▶ _WRITTEN PROBLEM_:
Transcribe the material in full, exactly as written.

▶ _SOURCE RECORDS_:
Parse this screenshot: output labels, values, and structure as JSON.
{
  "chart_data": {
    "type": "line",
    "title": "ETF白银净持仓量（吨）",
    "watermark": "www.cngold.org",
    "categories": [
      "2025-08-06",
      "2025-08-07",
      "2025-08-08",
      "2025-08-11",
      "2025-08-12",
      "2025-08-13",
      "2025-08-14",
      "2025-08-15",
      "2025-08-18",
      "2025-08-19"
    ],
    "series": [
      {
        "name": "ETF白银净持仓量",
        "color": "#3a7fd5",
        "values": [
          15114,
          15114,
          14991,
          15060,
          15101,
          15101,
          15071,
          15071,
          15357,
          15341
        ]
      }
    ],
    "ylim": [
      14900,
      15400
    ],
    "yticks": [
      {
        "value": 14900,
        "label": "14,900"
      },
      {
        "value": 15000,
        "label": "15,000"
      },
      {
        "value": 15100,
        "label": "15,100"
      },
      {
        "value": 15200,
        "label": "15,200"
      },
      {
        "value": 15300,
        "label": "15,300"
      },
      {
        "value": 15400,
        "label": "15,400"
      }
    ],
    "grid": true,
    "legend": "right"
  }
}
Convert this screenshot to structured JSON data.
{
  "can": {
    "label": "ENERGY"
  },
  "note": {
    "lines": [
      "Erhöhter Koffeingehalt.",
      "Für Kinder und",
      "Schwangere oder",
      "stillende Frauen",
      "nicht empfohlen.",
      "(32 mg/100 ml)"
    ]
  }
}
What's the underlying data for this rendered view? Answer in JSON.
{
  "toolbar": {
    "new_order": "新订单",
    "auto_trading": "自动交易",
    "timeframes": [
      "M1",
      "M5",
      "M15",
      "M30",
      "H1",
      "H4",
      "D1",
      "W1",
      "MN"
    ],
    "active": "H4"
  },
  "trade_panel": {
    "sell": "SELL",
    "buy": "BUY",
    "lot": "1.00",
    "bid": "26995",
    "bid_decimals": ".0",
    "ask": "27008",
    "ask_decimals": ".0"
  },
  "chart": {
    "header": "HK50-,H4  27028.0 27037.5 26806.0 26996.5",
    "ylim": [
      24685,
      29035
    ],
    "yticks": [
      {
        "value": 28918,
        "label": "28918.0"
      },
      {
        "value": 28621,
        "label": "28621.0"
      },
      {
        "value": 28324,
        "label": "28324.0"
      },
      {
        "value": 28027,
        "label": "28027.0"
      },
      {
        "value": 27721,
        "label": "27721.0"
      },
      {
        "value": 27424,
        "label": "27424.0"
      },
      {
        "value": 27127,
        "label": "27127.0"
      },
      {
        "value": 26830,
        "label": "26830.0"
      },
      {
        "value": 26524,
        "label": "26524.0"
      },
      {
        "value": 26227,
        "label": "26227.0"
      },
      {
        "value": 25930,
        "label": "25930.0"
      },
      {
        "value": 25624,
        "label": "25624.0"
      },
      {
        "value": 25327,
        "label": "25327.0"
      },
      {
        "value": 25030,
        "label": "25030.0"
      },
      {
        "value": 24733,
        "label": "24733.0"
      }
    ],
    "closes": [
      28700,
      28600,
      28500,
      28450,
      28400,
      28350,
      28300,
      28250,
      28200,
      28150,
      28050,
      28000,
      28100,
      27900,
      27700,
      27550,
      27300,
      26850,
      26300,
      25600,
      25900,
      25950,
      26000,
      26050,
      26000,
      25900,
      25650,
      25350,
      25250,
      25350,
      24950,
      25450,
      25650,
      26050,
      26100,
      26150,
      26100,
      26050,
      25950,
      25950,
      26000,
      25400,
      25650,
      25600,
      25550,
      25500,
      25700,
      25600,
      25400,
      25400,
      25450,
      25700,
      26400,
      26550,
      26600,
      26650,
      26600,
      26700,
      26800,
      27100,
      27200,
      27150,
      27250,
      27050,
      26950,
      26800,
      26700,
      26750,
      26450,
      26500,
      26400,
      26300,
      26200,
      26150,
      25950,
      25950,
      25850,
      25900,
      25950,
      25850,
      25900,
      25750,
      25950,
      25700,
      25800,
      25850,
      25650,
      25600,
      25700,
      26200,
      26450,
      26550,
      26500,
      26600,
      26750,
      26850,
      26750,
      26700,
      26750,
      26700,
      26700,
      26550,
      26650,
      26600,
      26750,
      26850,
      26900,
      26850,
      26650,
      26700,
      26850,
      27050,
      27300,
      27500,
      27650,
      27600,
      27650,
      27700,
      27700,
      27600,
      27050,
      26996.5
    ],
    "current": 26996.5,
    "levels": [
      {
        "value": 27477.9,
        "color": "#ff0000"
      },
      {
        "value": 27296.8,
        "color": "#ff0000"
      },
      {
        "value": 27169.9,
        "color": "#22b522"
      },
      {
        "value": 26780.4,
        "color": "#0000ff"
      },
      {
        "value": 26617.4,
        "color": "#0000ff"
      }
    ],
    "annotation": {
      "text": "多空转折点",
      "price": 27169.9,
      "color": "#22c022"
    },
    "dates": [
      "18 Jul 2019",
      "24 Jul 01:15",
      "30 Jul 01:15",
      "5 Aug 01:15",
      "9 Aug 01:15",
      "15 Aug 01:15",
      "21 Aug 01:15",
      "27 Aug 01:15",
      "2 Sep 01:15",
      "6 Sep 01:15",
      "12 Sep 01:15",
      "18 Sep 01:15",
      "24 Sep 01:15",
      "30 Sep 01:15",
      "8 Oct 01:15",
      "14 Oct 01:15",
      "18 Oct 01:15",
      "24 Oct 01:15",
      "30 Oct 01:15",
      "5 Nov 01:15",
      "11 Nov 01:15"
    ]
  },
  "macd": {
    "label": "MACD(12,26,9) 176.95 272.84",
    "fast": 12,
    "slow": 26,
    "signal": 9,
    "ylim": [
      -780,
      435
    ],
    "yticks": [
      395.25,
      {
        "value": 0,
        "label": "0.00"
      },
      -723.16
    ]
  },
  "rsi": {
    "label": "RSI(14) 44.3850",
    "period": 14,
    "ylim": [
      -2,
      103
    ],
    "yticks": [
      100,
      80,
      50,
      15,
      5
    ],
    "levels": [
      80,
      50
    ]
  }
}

▶ _ANSWER TO THE EXERCISE_:
Parse this screenshot: output labels, values, and structure as JSON.
{
  "chart_data": {
    "type": "line",
    "title": "ETF白银净持仓量（吨）",
    "watermark": "www.cngold.org",
    "categories": [
      "2025-08-06",
      "2025-08-07",
      "2025-08-08",
      "2025-08-11",
      "2025-08-12",
      "2025-08-13",
      "2025-08-14",
      "2025-08-15",
      "2025-08-18",
      "2025-08-19"
    ],
    "series": [
      {
        "name": "ETF白银净持仓量",
        "color": "#3a7fd5",
        "values": [
          15114,
          15114,
          14991,
          15060,
          15101,
          15101,
          15071,
          15071,
          15357,
          15341
        ]
      }
    ],
    "ylim": [
      14900,
      15400
    ],
    "yticks": [
      {
        "value": 14900,
        "label": "14,900"
      },
      {
        "value": 15000,
        "label": "15,000"
      },
      {
        "value": 15100,
        "label": "15,100"
      },
      {
        "value": 15200,
        "label": "15,200"
      },
      {
        "value": 15300,
        "label": "15,300"
      },
      {
        "value": 15400,
        "label": "15,400"
      }
    ],
    "grid": true,
    "legend": "right"
  }
}
Convert this screenshot to structured JSON data.
{
  "can": {
    "label": "ENERGY"
  },
  "note": {
    "lines": [
      "Erhöhter Koffeingehalt.",
      "Für Kinder und",
      "Schwangere oder",
      "stillende Frauen",
      "nicht empfohlen.",
      "(32 mg/100 ml)"
    ]
  }
}
What's the underlying data for this rendered view? Answer in JSON.
{
  "toolbar": {
    "new_order": "新订单",
    "auto_trading": "自动交易",
    "timeframes": [
      "M1",
      "M5",
      "M15",
      "M30",
      "H1",
      "H4",
      "D1",
      "W1",
      "MN"
    ],
    "active": "H4"
  },
  "trade_panel": {
    "sell": "SELL",
    "buy": "BUY",
    "lot": "1.00",
    "bid": "26995",
    "bid_decimals": ".0",
    "ask": "27008",
    "ask_decimals": ".0"
  },
  "chart": {
    "header": "HK50-,H4  27028.0 27037.5 26806.0 26996.5",
    "ylim": [
      24685,
      29035
    ],
    "yticks": [
      {
        "value": 28918,
        "label": "28918.0"
      },
      {
        "value": 28621,
        "label": "28621.0"
      },
      {
        "value": 28324,
        "label": "28324.0"
      },
      {
        "value": 28027,
        "label": "28027.0"
      },
      {
        "value": 27721,
        "label": "27721.0"
      },
      {
        "value": 27424,
        "label": "27424.0"
      },
      {
        "value": 27127,
        "label": "27127.0"
      },
      {
        "value": 26830,
        "label": "26830.0"
      },
      {
        "value": 26524,
        "label": "26524.0"
      },
      {
        "value": 26227,
        "label": "26227.0"
      },
      {
        "value": 25930,
        "label": "25930.0"
      },
      {
        "value": 25624,
        "label": "25624.0"
      },
      {
        "value": 25327,
        "label": "25327.0"
      },
      {
        "value": 25030,
        "label": "25030.0"
      },
      {
        "value": 24733,
        "label": "24733.0"
      }
    ],
    "closes": [
      28700,
      28600,
      28500,
      28450,
      28400,
      28350,
      28300,
      28250,
      28200,
      28150,
      28050,
      28000,
      28100,
      27900,
      27700,
      27550,
      27300,
      26850,
      26300,
      25600,
      25900,
      25950,
      26000,
      26050,
      26000,
      25900,
      25650,
      25350,
      25250,
      25350,
      24950,
      25450,
      25650,
      26050,
      26100,
      26150,
      26100,
      26050,
      25950,
      25950,
      26000,
      25400,
      25650,
      25600,
      25550,
      25500,
      25700,
      25600,
      25400,
      25400,
      25450,
      25700,
      26400,
      26550,
      26600,
      26650,
      26600,
      26700,
      26800,
      27100,
      27200,
      27150,
      27250,
      27050,
      26950,
      26800,
      26700,
      26750,
      26450,
      26500,
      26400,
      26300,
      26200,
      26150,
      25950,
      25950,
      25850,
      25900,
      25950,
      25850,
      25900,
      25750,
      25950,
      25700,
      25800,
      25850,
      25650,
      25600,
      25700,
      26200,
      26450,
      26550,
      26500,
      26600,
      26750,
      26850,
      26750,
      26700,
      26750,
      26700,
      26700,
      26550,
      26650,
      26600,
      26750,
      26850,
      26900,
      26850,
      26650,
      26700,
      26850,
      27050,
      27300,
      27500,
      27650,
      27600,
      27650,
      27700,
      27700,
      27600,
      27050,
      26996.5
    ],
    "current": 26996.5,
    "levels": [
      {
        "value": 27477.9,
        "color": "#ff0000"
      },
      {
        "value": 27296.8,
        "color": "#ff0000"
      },
      {
        "value": 27169.9,
        "color": "#22b522"
      },
      {
        "value": 26780.4,
        "color": "#0000ff"
      },
      {
        "value": 26617.4,
        "color": "#0000ff"
      }
    ],
    "annotation": {
      "text": "多空转折点",
      "price": 27169.9,
      "color": "#22c022"
    },
    "dates": [
      "18 Jul 2019",
      "24 Jul 01:15",
      "30 Jul 01:15",
      "5 Aug 01:15",
      "9 Aug 01:15",
      "15 Aug 01:15",
      "21 Aug 01:15",
      "27 Aug 01:15",
      "2 Sep 01:15",
      "6 Sep 01:15",
      "12 Sep 01:15",
      "18 Sep 01:15",
      "24 Sep 01:15",
      "30 Sep 01:15",
      "8 Oct 01:15",
      "14 Oct 01:15",
      "18 Oct 01:15",
      "24 Oct 01:15",
      "30 Oct 01:15",
      "5 Nov 01:15",
      "11 Nov 01:15"
    ]
  },
  "macd": {
    "label": "MACD(12,26,9) 176.95 272.84",
    "fast": 12,
    "slow": 26,
    "signal": 9,
    "ylim": [
      -780,
      435
    ],
    "yticks": [
      395.25,
      {
        "value": 0,
        "label": "0.00"
      },
      -723.16
    ]
  },
  "rsi": {
    "label": "RSI(14) 44.3850",
    "period": 14,
    "ylim": [
      -2,
      103
    ],
    "yticks": [
      100,
      80,
      50,
      15,
      5
    ],
    "levels": [
      80,
      50
    ]
  }
}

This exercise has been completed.